begin Record list
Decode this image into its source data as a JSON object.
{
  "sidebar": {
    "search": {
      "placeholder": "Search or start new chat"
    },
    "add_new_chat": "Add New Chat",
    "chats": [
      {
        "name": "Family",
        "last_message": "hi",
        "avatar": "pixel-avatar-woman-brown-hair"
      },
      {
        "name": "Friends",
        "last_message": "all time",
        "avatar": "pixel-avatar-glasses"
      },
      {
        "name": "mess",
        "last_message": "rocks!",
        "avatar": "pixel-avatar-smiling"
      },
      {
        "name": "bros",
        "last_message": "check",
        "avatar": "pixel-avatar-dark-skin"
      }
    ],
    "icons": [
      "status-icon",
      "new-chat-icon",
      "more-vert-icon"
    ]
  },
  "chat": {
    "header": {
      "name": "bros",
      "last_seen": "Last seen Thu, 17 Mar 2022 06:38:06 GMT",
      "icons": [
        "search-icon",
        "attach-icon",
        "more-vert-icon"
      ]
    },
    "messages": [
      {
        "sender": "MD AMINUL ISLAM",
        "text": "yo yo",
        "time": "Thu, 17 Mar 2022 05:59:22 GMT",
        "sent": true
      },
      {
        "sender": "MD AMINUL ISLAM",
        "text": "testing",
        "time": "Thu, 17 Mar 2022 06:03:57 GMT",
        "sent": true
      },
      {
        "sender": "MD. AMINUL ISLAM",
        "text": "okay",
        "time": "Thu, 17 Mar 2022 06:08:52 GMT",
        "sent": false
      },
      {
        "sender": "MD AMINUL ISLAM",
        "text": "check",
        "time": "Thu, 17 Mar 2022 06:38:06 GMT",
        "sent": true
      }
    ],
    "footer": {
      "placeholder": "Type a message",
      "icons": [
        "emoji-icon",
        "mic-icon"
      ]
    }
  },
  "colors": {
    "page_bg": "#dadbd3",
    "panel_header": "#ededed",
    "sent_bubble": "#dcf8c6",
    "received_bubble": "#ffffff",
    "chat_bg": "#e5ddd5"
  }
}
end Record list
**What is required**
Write down all the entries again without a single difference.

**Task result**
Decode this image into its source data as a JSON object.
{
  "sidebar": {
    "search": {
      "placeholder": "Search or start new chat"
    },
    "add_new_chat": "Add New Chat",
    "chats": [
      {
        "name": "Family",
        "last_message": "hi",
        "avatar": "pixel-avatar-woman-brown-hair"
      },
      {
        "name": "Friends",
        "last_message": "all time",
        "avatar": "pixel-avatar-glasses"
      },
      {
        "name": "mess",
        "last_message": "rocks!",
        "avatar": "pixel-avatar-smiling"
      },
      {
        "name": "bros",
        "last_message": "check",
        "avatar": "pixel-avatar-dark-skin"
      }
    ],
    "icons": [
      "status-icon",
      "new-chat-icon",
      "more-vert-icon"
    ]
  },
  "chat": {
    "header": {
      "name": "bros",
      "last_seen": "Last seen Thu, 17 Mar 2022 06:38:06 GMT",
      "icons": [
        "search-icon",
        "attach-icon",
        "more-vert-icon"
      ]
    },
    "messages": [
      {
        "sender": "MD AMINUL ISLAM",
        "text": "yo yo",
        "time": "Thu, 17 Mar 2022 05:59:22 GMT",
        "sent": true
      },
      {
        "sender": "MD AMINUL ISLAM",
        "text": "testing",
        "time": "Thu, 17 Mar 2022 06:03:57 GMT",
        "sent": true
      },
      {
        "sender": "MD. AMINUL ISLAM",
        "text": "okay",
        "time": "Thu, 17 Mar 2022 06:08:52 GMT",
        "sent": false
      },
      {
        "sender": "MD AMINUL ISLAM",
        "text": "check",
        "time": "Thu, 17 Mar 2022 06:38:06 GMT",
        "sent": true
      }
    ],
    "footer": {
      "placeholder": "Type a message",
      "icons": [
        "emoji-icon",
        "mic-icon"
      ]
    }
  },
  "colors": {
    "page_bg": "#dadbd3",
    "panel_header": "#ededed",
    "sent_bubble": "#dcf8c6",
    "received_bubble": "#ffffff",
    "chat_bg": "#e5ddd5"
  }
}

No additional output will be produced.